— WHAT NEEDS TO BE DONE —
From the entries below, please gather each line containing the string "effet".

################

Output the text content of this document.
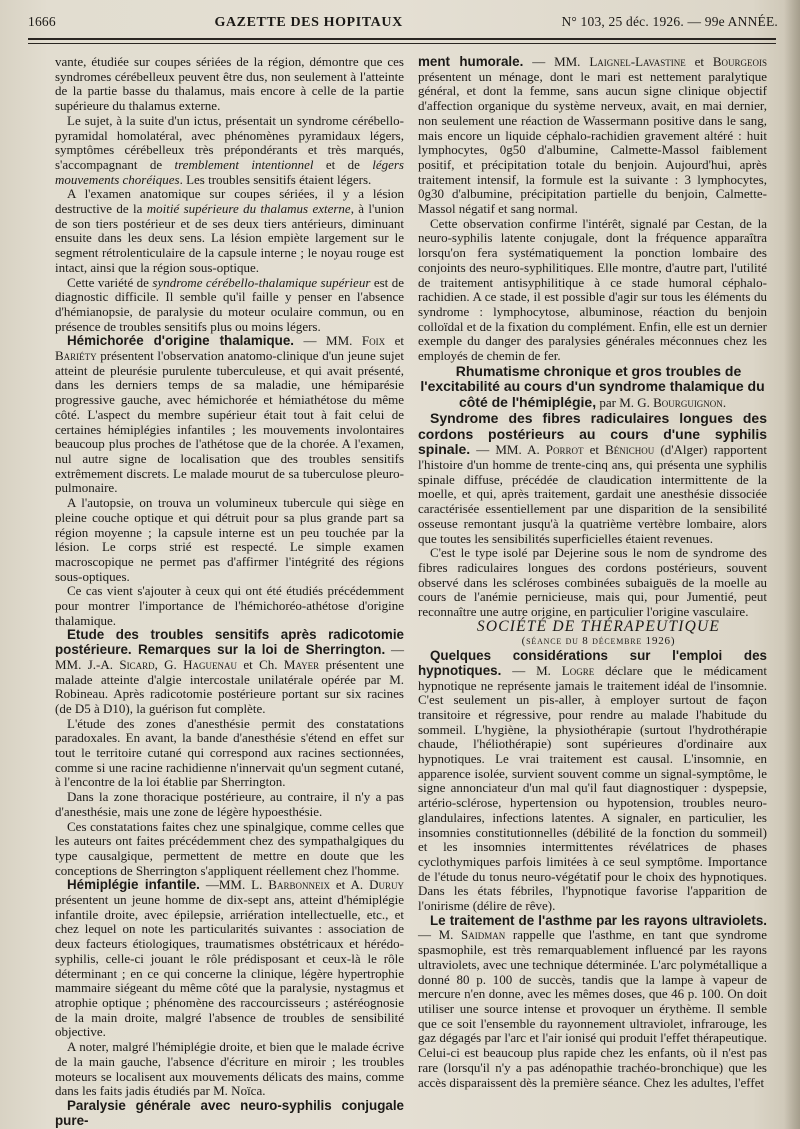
1666	GAZETTE DES HOPITAUX	N° 103, 25 déc. 1926. — 99e ANNÉE.

vante, étudiée sur coupes sériées de la région, démontre que ces syndromes cérébelleux peuvent être dus, non seulement à l'atteinte de la partie basse du thalamus, mais encore à celle de la partie supérieure du thalamus externe.

Le sujet, à la suite d'un ictus, présentait un syndrome cérébello-pyramidal homolatéral, avec phénomènes pyramidaux légers, symptômes cérébelleux très prépondérants et très marqués, s'accompagnant de tremblement intentionnel et de légers mouvements choréiques. Les troubles sensitifs étaient légers.

A l'examen anatomique sur coupes sériées, il y a lésion destructive de la moitié supérieure du thalamus externe, à l'union de son tiers postérieur et de ses deux tiers antérieurs, diminuant ensuite dans les deux sens. La lésion empiète largement sur le segment rétrolenticulaire de la capsule interne ; le noyau rouge est intact, ainsi que la région sous-optique.

Cette variété de syndrome cérébello-thalamique supérieur est de diagnostic difficile. Il semble qu'il faille y penser en l'absence d'hémianopsie, de paralysie du moteur oculaire commun, ou en présence de troubles sensitifs plus ou moins légers.

Hémichorée d'origine thalamique. — MM. Foix et Bariéty présentent l'observation anatomo-clinique d'un jeune sujet atteint de pleurésie purulente tuberculeuse, et qui avait présenté, dans les derniers temps de sa maladie, une hémiparésie progressive gauche, avec hémichorée et hémiathétose du même côté. L'aspect du membre supérieur était tout à fait celui de certaines hémiplégies infantiles ; les mouvements involontaires beaucoup plus proches de l'athétose que de la chorée. A l'examen, nul autre signe de localisation que des troubles sensitifs extrêmement discrets. Le malade mourut de sa tuberculose pleuro-pulmonaire.

A l'autopsie, on trouva un volumineux tubercule qui siège en pleine couche optique et qui détruit pour sa plus grande part sa région moyenne ; la capsule interne est un peu touchée par la lésion. Le corps strié est respecté. Le simple examen macroscopique ne permet pas d'affirmer l'intégrité des régions sous-optiques.

Ce cas vient s'ajouter à ceux qui ont été étudiés précédemment pour montrer l'importance de l'hémichoréo-athétose d'origine thalamique.

Etude des troubles sensitifs après radicotomie postérieure. Remarques sur la loi de Sherrington. — MM. J.-A. Sicard, G. Haguenau et Ch. Mayer présentent une malade atteinte d'algie intercostale unilatérale opérée par M. Robineau. Après radicotomie postérieure portant sur six racines (de D5 à D10), la guérison fut complète.

L'étude des zones d'anesthésie permit des constatations paradoxales. En avant, la bande d'anesthésie s'étend en effet sur tout le territoire cutané qui correspond aux racines sectionnées, comme si une racine rachidienne n'innervait qu'un segment cutané, à l'encontre de la loi établie par Sherrington.

Dans la zone thoracique postérieure, au contraire, il n'y a pas d'anesthésie, mais une zone de légère hypoesthésie.

Ces constatations faites chez une spinalgique, comme celles que les auteurs ont faites précédemment chez des sympathalgiques du type causalgique, permettent de mettre en doute que les conceptions de Sherrington s'appliquent réellement chez l'homme.

Hémiplégie infantile. —MM. L. Barbonneix et A. Duruy présentent un jeune homme de dix-sept ans, atteint d'hémiplégie infantile droite, avec épilepsie, arriération intellectuelle, etc., et chez lequel on note les particularités suivantes : association de deux facteurs étiologiques, traumatismes obstétricaux et hérédo-syphilis, celle-ci jouant le rôle prédisposant et ceux-là le rôle déterminant ; en ce qui concerne la clinique, légère hypertrophie mammaire siégeant du même côté que la paralysie, nystagmus et atrophie optique ; phénomène des raccourcisseurs ; astéréognosie de la main droite, malgré l'absence de troubles de sensibilité objective.

A noter, malgré l'hémiplégie droite, et bien que le malade écrive de la main gauche, l'absence d'écriture en miroir ; les troubles moteurs se localisent aux mouvements délicats des mains, comme dans les faits jadis étudiés par M. Noïca.

Paralysie générale avec neuro-syphilis conjugale pure-

ment humorale. — MM. Laignel-Lavastine et Bourgeois présentent un ménage, dont le mari est nettement paralytique général, et dont la femme, sans aucun signe clinique objectif d'affection organique du système nerveux, avait, en mai dernier, non seulement une réaction de Wassermann positive dans le sang, mais encore un liquide céphalo-rachidien gravement altéré : huit lymphocytes, 0g50 d'albumine, Calmette-Massol faiblement positif, et précipitation totale du benjoin. Aujourd'hui, après traitement intensif, la formule est la suivante : 3 lymphocytes, 0g30 d'albumine, précipitation partielle du benjoin, Calmette-Massol négatif et sang normal.

Cette observation confirme l'intérêt, signalé par Cestan, de la neuro-syphilis latente conjugale, dont la fréquence apparaîtra lorsqu'on fera systématiquement la ponction lombaire des conjoints des neuro-syphilitiques. Elle montre, d'autre part, l'utilité de traitement antisyphilitique à ce stade humoral céphalo-rachidien. A ce stade, il est possible d'agir sur tous les éléments du syndrome : lymphocytose, albuminose, réaction du benjoin colloïdal et de la fixation du complément. Enfin, elle est un dernier exemple du danger des paralysies générales méconnues chez les employés de chemin de fer.

Rhumatisme chronique et gros troubles de l'excitabilité au cours d'un syndrome thalamique du côté de l'hémiplégie, par M. G. Bourguignon.

Syndrome des fibres radiculaires longues des cordons postérieurs au cours d'une syphilis spinale. — MM. A. Porrot et Bénichou (d'Alger) rapportent l'histoire d'un homme de trente-cinq ans, qui présenta une syphilis spinale diffuse, précédée de claudication intermittente de la moelle, et qui, après traitement, gardait une anesthésie dissociée caractérisée essentiellement par une disparition de la sensibilité osseuse remontant jusqu'à la quatrième vertèbre lombaire, alors que toutes les sensibilités superficielles étaient revenues.

C'est le type isolé par Dejerine sous le nom de syndrome des fibres radiculaires longues des cordons postérieurs, souvent observé dans les scléroses combinées subaiguës de la moelle au cours de l'anémie pernicieuse, mais qui, pour Jumentié, peut reconnaître une autre origine, en particulier l'origine vasculaire.

SOCIÉTÉ DE THÉRAPEUTIQUE

(séance du 8 décembre 1926)

Quelques considérations sur l'emploi des hypnotiques. — M. Logre déclare que le médicament hypnotique ne représente jamais le traitement idéal de l'insomnie. C'est seulement un pis-aller, à employer surtout de façon transitoire et régressive, pour rendre au malade l'habitude du sommeil. L'hygiène, la physiothérapie (surtout l'hydrothérapie chaude, l'héliothérapie) sont supérieures d'ordinaire aux hypnotiques. Le vrai traitement est causal. L'insomnie, en apparence isolée, survient souvent comme un signal-symptôme, le signe annonciateur d'un mal qu'il faut diagnostiquer : dyspepsie, artério-sclérose, hypertension ou hypotension, troubles neuro-glandulaires, infections latentes. A signaler, en particulier, les insomnies constitutionnelles (débilité de la fonction du sommeil) et les insomnies intermittentes révélatrices de phases cyclothymiques parfois limitées à ce seul symptôme. Importance de l'étude du tonus neuro-végétatif pour le choix des hypnotiques. Dans les états fébriles, l'hypnotique favorise l'apparition de l'onirisme (délire de rêve).

Le traitement de l'asthme par les rayons ultraviolets. — M. Saidman rappelle que l'asthme, en tant que syndrome spasmophile, est très remarquablement influencé par les rayons ultraviolets, avec une technique déterminée. L'arc polymétallique a donné 80 p. 100 de succès, tandis que la lampe à vapeur de mercure n'en donne, avec les mêmes doses, que 46 p. 100. On doit utiliser une source intense et provoquer un érythème. Il semble que ce soit l'ensemble du rayonnement ultraviolet, infrarouge, les gaz dégagés par l'arc et l'air ionisé qui produit l'effet thérapeutique. Celui-ci est beaucoup plus rapide chez les enfants, où il n'est pas rare (lorsqu'il n'y a pas adénopathie trachéo-bronchique) que les accès disparaissent dès la première séance. Chez les adultes, l'effet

################

— EXERCISE SOLUTION —
L'étude des zones d'anesthésie permit des constatations paradoxales. En avant, la bande d'anesthésie s'étend en effet sur tout le territoire cutané qui correspond aux racines sectionnées, comme si une racine rachidienne n'innervait qu'un segment cutané, à l'encontre de la loi établie par Sherrington.
Le traitement de l'asthme par les rayons ultraviolets. — M. Saidman rappelle que l'asthme, en tant que syndrome spasmophile, est très remarquablement influencé par les rayons ultraviolets, avec une technique déterminée. L'arc polymétallique a donné 80 p. 100 de succès, tandis que la lampe à vapeur de mercure n'en donne, avec les mêmes doses, que 46 p. 100. On doit utiliser une source intense et provoquer un érythème. Il semble que ce soit l'ensemble du rayonnement ultraviolet, infrarouge, les gaz dégagés par l'arc et l'air ionisé qui produit l'effet thérapeutique. Celui-ci est beaucoup plus rapide chez les enfants, où il n'est pas rare (lorsqu'il n'y a pas adénopathie trachéo-bronchique) que les accès disparaissent dès la première séance. Chez les adultes, l'effet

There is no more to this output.